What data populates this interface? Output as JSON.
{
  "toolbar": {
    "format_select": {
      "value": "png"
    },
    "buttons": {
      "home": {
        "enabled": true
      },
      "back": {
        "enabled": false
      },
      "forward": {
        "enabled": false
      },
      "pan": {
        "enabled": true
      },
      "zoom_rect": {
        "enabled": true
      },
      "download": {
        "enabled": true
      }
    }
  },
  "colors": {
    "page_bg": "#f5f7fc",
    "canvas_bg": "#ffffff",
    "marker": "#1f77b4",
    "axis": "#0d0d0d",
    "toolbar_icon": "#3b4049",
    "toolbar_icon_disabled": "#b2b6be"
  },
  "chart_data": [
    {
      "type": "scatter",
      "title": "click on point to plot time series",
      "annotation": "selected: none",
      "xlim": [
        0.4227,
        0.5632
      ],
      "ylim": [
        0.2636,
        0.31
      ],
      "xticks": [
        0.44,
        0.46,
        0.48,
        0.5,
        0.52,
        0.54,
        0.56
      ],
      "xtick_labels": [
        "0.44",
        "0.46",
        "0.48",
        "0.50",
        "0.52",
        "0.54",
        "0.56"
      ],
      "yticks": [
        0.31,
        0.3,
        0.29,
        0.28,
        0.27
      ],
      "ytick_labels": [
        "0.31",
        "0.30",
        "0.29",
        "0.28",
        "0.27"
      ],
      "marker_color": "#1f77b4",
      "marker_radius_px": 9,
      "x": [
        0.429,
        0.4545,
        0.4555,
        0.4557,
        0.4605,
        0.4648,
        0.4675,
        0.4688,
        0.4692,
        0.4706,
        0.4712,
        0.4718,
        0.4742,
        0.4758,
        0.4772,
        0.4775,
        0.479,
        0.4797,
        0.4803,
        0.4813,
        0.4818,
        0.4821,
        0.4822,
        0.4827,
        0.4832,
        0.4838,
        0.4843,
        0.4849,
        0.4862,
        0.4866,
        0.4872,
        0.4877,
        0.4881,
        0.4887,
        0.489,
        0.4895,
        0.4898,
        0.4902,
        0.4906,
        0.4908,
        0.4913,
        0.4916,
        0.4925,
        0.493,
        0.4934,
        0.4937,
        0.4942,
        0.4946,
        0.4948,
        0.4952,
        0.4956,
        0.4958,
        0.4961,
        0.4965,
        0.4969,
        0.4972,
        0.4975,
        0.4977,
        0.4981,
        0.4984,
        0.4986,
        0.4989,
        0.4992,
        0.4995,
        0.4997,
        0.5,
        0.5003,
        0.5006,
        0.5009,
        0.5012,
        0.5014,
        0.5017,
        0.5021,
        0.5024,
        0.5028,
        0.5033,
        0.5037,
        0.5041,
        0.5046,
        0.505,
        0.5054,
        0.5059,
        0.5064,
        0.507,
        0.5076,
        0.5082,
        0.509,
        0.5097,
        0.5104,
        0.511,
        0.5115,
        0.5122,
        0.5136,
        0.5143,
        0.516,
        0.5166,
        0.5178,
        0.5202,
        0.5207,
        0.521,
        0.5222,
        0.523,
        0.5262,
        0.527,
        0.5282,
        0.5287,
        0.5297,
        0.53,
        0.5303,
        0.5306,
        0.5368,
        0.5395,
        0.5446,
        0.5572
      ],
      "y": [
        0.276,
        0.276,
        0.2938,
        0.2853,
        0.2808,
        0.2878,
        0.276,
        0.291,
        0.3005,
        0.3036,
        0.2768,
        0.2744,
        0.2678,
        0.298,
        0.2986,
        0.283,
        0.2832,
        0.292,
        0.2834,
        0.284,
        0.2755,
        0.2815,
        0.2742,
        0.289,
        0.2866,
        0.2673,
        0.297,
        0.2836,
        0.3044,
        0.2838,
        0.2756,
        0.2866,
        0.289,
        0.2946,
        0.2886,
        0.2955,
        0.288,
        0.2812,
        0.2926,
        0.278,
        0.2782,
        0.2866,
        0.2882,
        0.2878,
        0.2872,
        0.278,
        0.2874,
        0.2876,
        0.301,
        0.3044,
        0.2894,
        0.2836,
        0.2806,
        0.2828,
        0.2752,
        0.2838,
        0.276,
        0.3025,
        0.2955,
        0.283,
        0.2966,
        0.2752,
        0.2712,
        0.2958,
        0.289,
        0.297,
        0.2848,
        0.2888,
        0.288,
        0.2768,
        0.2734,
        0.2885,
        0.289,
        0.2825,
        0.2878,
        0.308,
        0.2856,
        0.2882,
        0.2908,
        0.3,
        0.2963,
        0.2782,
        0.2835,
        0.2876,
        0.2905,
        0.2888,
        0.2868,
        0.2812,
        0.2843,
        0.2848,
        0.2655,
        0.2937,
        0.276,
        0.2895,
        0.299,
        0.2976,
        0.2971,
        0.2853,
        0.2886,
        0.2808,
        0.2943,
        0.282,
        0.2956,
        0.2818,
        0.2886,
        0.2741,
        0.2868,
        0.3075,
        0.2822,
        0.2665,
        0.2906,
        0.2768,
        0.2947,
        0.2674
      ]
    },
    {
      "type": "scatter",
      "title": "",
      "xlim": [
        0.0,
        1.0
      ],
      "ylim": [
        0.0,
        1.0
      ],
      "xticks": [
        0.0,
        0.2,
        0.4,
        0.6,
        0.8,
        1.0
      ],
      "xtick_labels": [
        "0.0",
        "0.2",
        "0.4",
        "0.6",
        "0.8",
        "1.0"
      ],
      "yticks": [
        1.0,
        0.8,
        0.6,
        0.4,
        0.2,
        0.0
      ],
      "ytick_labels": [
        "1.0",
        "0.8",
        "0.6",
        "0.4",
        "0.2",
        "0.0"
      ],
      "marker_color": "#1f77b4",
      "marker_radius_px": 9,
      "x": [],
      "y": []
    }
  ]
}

┄┄┄┄┄┄

→ Directions for this task:
Extract all the entries word for word.

→ The completed task:
What data populates this interface? Output as JSON.
{
  "toolbar": {
    "format_select": {
      "value": "png"
    },
    "buttons": {
      "home": {
        "enabled": true
      },
      "back": {
        "enabled": false
      },
      "forward": {
        "enabled": false
      },
      "pan": {
        "enabled": true
      },
      "zoom_rect": {
        "enabled": true
      },
      "download": {
        "enabled": true
      }
    }
  },
  "colors": {
    "page_bg": "#f5f7fc",
    "canvas_bg": "#ffffff",
    "marker": "#1f77b4",
    "axis": "#0d0d0d",
    "toolbar_icon": "#3b4049",
    "toolbar_icon_disabled": "#b2b6be"
  },
  "chart_data": [
    {
      "type": "scatter",
      "title": "click on point to plot time series",
      "annotation": "selected: none",
      "xlim": [
        0.4227,
        0.5632
      ],
      "ylim": [
        0.2636,
        0.31
      ],
      "xticks": [
        0.44,
        0.46,
        0.48,
        0.5,
        0.52,
        0.54,
        0.56
      ],
      "xtick_labels": [
        "0.44",
        "0.46",
        "0.48",
        "0.50",
        "0.52",
        "0.54",
        "0.56"
      ],
      "yticks": [
        0.31,
        0.3,
        0.29,
        0.28,
        0.27
      ],
      "ytick_labels": [
        "0.31",
        "0.30",
        "0.29",
        "0.28",
        "0.27"
      ],
      "marker_color": "#1f77b4",
      "marker_radius_px": 9,
      "x": [
        0.429,
        0.4545,
        0.4555,
        0.4557,
        0.4605,
        0.4648,
        0.4675,
        0.4688,
        0.4692,
        0.4706,
        0.4712,
        0.4718,
        0.4742,
        0.4758,
        0.4772,
        0.4775,
        0.479,
        0.4797,
        0.4803,
        0.4813,
        0.4818,
        0.4821,
        0.4822,
        0.4827,
        0.4832,
        0.4838,
        0.4843,
        0.4849,
        0.4862,
        0.4866,
        0.4872,
        0.4877,
        0.4881,
        0.4887,
        0.489,
        0.4895,
        0.4898,
        0.4902,
        0.4906,
        0.4908,
        0.4913,
        0.4916,
        0.4925,
        0.493,
        0.4934,
        0.4937,
        0.4942,
        0.4946,
        0.4948,
        0.4952,
        0.4956,
        0.4958,
        0.4961,
        0.4965,
        0.4969,
        0.4972,
        0.4975,
        0.4977,
        0.4981,
        0.4984,
        0.4986,
        0.4989,
        0.4992,
        0.4995,
        0.4997,
        0.5,
        0.5003,
        0.5006,
        0.5009,
        0.5012,
        0.5014,
        0.5017,
        0.5021,
        0.5024,
        0.5028,
        0.5033,
        0.5037,
        0.5041,
        0.5046,
        0.505,
        0.5054,
        0.5059,
        0.5064,
        0.507,
        0.5076,
        0.5082,
        0.509,
        0.5097,
        0.5104,
        0.511,
        0.5115,
        0.5122,
        0.5136,
        0.5143,
        0.516,
        0.5166,
        0.5178,
        0.5202,
        0.5207,
        0.521,
        0.5222,
        0.523,
        0.5262,
        0.527,
        0.5282,
        0.5287,
        0.5297,
        0.53,
        0.5303,
        0.5306,
        0.5368,
        0.5395,
        0.5446,
        0.5572
      ],
      "y": [
        0.276,
        0.276,
        0.2938,
        0.2853,
        0.2808,
        0.2878,
        0.276,
        0.291,
        0.3005,
        0.3036,
        0.2768,
        0.2744,
        0.2678,
        0.298,
        0.2986,
        0.283,
        0.2832,
        0.292,
        0.2834,
        0.284,
        0.2755,
        0.2815,
        0.2742,
        0.289,
        0.2866,
        0.2673,
        0.297,
        0.2836,
        0.3044,
        0.2838,
        0.2756,
        0.2866,
        0.289,
        0.2946,
        0.2886,
        0.2955,
        0.288,
        0.2812,
        0.2926,
        0.278,
        0.2782,
        0.2866,
        0.2882,
        0.2878,
        0.2872,
        0.278,
        0.2874,
        0.2876,
        0.301,
        0.3044,
        0.2894,
        0.2836,
        0.2806,
        0.2828,
        0.2752,
        0.2838,
        0.276,
        0.3025,
        0.2955,
        0.283,
        0.2966,
        0.2752,
        0.2712,
        0.2958,
        0.289,
        0.297,
        0.2848,
        0.2888,
        0.288,
        0.2768,
        0.2734,
        0.2885,
        0.289,
        0.2825,
        0.2878,
        0.308,
        0.2856,
        0.2882,
        0.2908,
        0.3,
        0.2963,
        0.2782,
        0.2835,
        0.2876,
        0.2905,
        0.2888,
        0.2868,
        0.2812,
        0.2843,
        0.2848,
        0.2655,
        0.2937,
        0.276,
        0.2895,
        0.299,
        0.2976,
        0.2971,
        0.2853,
        0.2886,
        0.2808,
        0.2943,
        0.282,
        0.2956,
        0.2818,
        0.2886,
        0.2741,
        0.2868,
        0.3075,
        0.2822,
        0.2665,
        0.2906,
        0.2768,
        0.2947,
        0.2674
      ]
    },
    {
      "type": "scatter",
      "title": "",
      "xlim": [
        0.0,
        1.0
      ],
      "ylim": [
        0.0,
        1.0
      ],
      "xticks": [
        0.0,
        0.2,
        0.4,
        0.6,
        0.8,
        1.0
      ],
      "xtick_labels": [
        "0.0",
        "0.2",
        "0.4",
        "0.6",
        "0.8",
        "1.0"
      ],
      "yticks": [
        1.0,
        0.8,
        0.6,
        0.4,
        0.2,
        0.0
      ],
      "ytick_labels": [
        "1.0",
        "0.8",
        "0.6",
        "0.4",
        "0.2",
        "0.0"
      ],
      "marker_color": "#1f77b4",
      "marker_radius_px": 9,
      "x": [],
      "y": []
    }
  ]
}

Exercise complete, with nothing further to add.